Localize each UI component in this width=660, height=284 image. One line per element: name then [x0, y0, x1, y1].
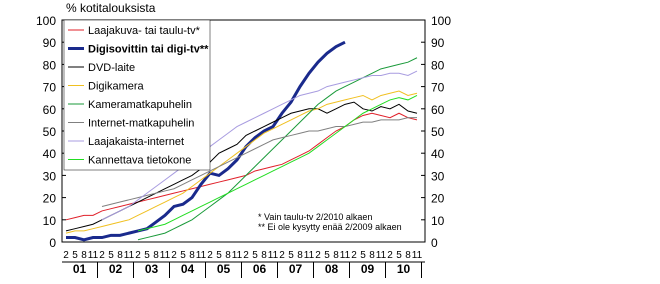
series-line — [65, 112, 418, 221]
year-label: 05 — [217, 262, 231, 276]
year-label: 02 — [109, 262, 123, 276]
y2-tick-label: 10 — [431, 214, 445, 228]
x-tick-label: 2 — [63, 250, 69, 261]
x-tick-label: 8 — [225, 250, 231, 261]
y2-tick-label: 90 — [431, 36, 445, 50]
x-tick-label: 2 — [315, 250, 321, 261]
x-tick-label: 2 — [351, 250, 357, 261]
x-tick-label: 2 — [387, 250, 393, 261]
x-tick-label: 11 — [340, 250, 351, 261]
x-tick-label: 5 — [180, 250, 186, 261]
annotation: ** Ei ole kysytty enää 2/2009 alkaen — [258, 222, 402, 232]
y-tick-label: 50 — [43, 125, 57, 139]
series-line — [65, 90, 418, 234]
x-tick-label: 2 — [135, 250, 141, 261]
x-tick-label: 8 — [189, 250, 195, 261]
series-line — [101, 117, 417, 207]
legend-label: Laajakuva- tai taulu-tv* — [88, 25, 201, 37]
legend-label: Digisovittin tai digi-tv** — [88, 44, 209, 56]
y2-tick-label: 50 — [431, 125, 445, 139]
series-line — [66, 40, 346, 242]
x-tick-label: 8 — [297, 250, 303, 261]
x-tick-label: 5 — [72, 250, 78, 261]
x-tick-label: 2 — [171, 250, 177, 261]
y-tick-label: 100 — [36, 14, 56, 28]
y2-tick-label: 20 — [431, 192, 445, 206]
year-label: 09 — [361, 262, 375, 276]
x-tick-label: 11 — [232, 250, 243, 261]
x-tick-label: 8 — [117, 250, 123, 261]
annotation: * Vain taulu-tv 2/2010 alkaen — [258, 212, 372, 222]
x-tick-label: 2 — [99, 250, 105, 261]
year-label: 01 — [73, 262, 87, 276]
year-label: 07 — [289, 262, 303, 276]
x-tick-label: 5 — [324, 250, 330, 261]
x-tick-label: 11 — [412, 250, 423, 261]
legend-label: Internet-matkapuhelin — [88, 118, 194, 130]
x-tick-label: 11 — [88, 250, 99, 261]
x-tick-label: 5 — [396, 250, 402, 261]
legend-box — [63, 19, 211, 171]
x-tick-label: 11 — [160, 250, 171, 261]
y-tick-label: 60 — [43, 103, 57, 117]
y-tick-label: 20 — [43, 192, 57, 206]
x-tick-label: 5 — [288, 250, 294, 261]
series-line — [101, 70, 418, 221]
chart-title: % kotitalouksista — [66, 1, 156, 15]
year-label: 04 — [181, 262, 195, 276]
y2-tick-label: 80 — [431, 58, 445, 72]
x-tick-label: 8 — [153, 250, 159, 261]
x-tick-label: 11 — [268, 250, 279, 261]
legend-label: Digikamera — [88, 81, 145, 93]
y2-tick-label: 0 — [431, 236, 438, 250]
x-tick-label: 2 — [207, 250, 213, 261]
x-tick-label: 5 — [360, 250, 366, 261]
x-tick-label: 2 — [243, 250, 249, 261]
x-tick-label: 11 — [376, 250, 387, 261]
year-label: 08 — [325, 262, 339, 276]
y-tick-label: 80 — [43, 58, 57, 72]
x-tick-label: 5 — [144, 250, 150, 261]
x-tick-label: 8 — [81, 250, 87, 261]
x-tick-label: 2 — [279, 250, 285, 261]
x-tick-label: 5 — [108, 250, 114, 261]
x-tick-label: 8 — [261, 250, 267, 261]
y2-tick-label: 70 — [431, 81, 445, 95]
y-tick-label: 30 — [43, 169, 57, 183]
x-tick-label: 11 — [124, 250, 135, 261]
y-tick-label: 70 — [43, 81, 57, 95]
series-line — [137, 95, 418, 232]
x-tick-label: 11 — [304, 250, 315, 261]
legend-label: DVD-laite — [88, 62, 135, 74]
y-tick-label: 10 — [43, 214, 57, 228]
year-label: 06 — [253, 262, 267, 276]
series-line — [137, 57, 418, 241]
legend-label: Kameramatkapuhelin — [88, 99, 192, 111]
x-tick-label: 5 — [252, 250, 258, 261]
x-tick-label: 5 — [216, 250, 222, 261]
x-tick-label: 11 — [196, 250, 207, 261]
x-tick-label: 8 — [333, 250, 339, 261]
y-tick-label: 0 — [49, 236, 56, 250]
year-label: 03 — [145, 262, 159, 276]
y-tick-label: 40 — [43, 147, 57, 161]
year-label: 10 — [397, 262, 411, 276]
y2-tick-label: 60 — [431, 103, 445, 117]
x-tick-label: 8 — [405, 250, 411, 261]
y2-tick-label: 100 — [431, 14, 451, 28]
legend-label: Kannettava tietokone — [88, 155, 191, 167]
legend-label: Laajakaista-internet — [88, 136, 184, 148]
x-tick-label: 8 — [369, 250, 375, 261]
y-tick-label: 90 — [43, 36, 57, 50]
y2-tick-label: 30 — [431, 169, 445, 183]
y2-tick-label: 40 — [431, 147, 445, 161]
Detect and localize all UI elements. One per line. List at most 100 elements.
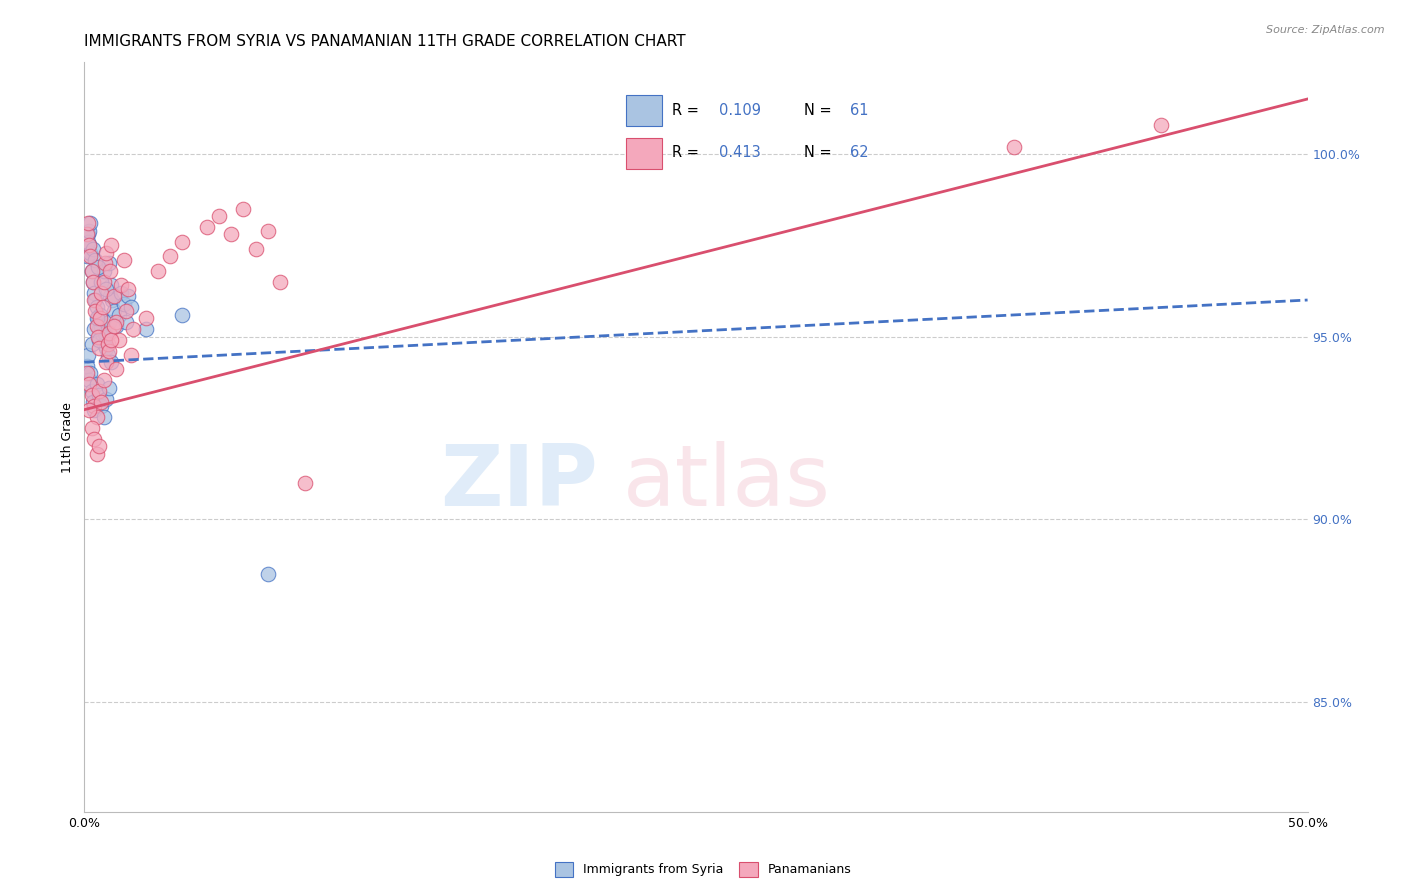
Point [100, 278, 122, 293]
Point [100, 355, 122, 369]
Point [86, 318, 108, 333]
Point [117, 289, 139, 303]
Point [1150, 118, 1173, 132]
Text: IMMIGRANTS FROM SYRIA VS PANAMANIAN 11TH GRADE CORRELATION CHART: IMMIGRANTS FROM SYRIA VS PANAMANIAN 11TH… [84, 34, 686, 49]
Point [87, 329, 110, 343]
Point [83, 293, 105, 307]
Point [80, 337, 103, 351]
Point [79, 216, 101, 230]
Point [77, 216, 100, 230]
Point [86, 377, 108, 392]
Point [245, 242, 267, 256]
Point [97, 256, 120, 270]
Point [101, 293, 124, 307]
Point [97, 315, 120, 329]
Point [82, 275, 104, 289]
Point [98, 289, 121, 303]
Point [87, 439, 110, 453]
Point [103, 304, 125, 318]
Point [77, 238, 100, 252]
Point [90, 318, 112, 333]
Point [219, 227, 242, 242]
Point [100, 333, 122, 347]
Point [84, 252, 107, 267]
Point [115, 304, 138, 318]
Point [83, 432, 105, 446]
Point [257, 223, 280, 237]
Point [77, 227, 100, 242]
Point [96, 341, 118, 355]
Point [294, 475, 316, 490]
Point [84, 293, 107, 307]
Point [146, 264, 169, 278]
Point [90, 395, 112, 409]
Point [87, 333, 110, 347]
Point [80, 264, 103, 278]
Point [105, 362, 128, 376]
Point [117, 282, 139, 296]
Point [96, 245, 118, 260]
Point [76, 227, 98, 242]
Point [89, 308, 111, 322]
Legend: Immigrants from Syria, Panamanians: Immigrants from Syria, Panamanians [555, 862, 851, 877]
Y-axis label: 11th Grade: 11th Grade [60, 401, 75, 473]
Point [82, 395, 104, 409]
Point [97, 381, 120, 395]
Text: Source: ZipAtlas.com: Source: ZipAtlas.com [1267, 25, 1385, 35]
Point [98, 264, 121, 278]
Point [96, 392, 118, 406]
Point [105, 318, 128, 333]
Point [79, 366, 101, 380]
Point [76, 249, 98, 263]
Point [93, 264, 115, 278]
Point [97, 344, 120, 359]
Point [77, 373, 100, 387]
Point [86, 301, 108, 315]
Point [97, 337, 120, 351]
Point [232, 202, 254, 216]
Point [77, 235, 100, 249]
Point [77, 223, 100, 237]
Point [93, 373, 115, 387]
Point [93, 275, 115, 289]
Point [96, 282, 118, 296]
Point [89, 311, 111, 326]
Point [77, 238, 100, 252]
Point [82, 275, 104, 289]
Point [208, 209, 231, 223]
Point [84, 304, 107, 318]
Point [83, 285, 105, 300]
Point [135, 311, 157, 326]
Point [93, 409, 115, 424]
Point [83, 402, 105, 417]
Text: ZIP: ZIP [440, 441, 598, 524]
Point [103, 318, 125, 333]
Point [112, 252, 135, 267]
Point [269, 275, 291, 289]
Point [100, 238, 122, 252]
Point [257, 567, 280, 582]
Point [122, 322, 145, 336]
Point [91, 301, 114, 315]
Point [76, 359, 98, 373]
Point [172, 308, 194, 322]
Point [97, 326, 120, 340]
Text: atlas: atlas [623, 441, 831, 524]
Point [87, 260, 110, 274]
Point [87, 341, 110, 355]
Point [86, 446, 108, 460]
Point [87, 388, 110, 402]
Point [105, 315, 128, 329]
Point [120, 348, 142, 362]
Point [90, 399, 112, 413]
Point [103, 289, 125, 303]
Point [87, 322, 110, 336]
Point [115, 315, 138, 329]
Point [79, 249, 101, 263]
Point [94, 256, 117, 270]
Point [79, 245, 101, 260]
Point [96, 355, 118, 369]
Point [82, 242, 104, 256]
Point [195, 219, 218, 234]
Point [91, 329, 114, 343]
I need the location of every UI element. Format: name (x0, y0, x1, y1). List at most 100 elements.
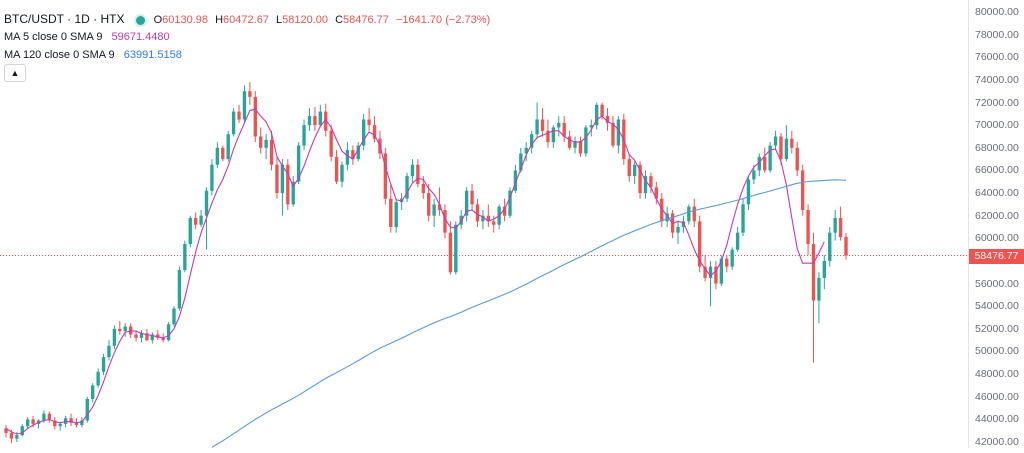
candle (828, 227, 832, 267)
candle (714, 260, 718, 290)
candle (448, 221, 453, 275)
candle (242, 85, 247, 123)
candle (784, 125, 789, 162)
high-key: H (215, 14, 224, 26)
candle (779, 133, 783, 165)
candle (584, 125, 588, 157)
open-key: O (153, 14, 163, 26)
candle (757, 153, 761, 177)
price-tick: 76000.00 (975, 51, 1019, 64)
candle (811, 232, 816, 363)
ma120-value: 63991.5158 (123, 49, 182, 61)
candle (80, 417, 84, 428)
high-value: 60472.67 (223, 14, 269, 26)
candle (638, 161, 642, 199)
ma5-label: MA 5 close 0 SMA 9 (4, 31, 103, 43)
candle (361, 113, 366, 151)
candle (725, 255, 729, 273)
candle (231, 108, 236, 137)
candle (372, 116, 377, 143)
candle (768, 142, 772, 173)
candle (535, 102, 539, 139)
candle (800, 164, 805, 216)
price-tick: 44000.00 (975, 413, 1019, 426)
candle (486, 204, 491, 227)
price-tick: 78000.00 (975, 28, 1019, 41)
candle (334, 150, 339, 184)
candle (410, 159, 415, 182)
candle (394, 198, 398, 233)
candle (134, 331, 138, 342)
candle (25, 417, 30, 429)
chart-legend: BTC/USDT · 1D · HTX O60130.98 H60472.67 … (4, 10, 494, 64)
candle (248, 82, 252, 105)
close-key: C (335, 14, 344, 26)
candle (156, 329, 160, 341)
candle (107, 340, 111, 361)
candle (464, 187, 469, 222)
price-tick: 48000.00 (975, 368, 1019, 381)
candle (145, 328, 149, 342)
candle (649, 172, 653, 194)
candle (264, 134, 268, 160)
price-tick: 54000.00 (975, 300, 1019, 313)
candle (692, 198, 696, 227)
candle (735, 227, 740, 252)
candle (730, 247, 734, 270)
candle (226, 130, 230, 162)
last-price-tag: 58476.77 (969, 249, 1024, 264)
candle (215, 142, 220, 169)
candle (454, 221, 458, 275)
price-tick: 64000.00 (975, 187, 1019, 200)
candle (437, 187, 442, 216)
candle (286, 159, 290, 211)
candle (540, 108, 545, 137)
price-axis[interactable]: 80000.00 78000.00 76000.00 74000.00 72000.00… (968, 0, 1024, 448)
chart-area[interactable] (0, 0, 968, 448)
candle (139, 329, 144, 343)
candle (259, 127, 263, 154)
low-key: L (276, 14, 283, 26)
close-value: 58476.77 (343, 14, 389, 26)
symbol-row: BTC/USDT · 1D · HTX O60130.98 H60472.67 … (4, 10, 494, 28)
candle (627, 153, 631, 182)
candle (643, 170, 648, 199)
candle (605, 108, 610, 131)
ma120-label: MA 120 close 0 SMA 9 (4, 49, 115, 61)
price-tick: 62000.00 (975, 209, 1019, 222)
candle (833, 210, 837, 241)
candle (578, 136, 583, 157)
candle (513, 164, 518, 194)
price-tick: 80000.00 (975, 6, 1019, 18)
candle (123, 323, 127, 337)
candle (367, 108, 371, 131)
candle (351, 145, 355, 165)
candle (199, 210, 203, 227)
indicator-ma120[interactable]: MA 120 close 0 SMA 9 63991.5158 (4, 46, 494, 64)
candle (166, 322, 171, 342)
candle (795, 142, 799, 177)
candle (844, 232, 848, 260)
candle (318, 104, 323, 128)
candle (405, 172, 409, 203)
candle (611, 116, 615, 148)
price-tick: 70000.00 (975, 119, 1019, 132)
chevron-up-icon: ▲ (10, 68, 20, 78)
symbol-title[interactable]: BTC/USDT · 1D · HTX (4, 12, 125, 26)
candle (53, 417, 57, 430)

- [WHAT YOU SHOULD DO]
Rename "candle" to "candlestick" in the lines between the one holding "candle (828, 227, 832, 267)" and the one holding "ma120-value: 63991.5158 (123, 49, 182, 61)", inclusive. Give back only those lines, with everything else in them unchanged.

- [REPLY]
candlestick (828, 227, 832, 267)
candlestick (714, 260, 718, 290)
candlestick (448, 221, 453, 275)
candlestick (242, 85, 247, 123)
candlestick (784, 125, 789, 162)
high-key: H (215, 14, 224, 26)
candlestick (779, 133, 783, 165)
candlestick (584, 125, 588, 157)
open-key: O (153, 14, 163, 26)
candlestick (757, 153, 761, 177)
price-tick: 76000.00 (975, 51, 1019, 64)
candlestick (811, 232, 816, 363)
ma120-value: 63991.5158 (123, 49, 182, 61)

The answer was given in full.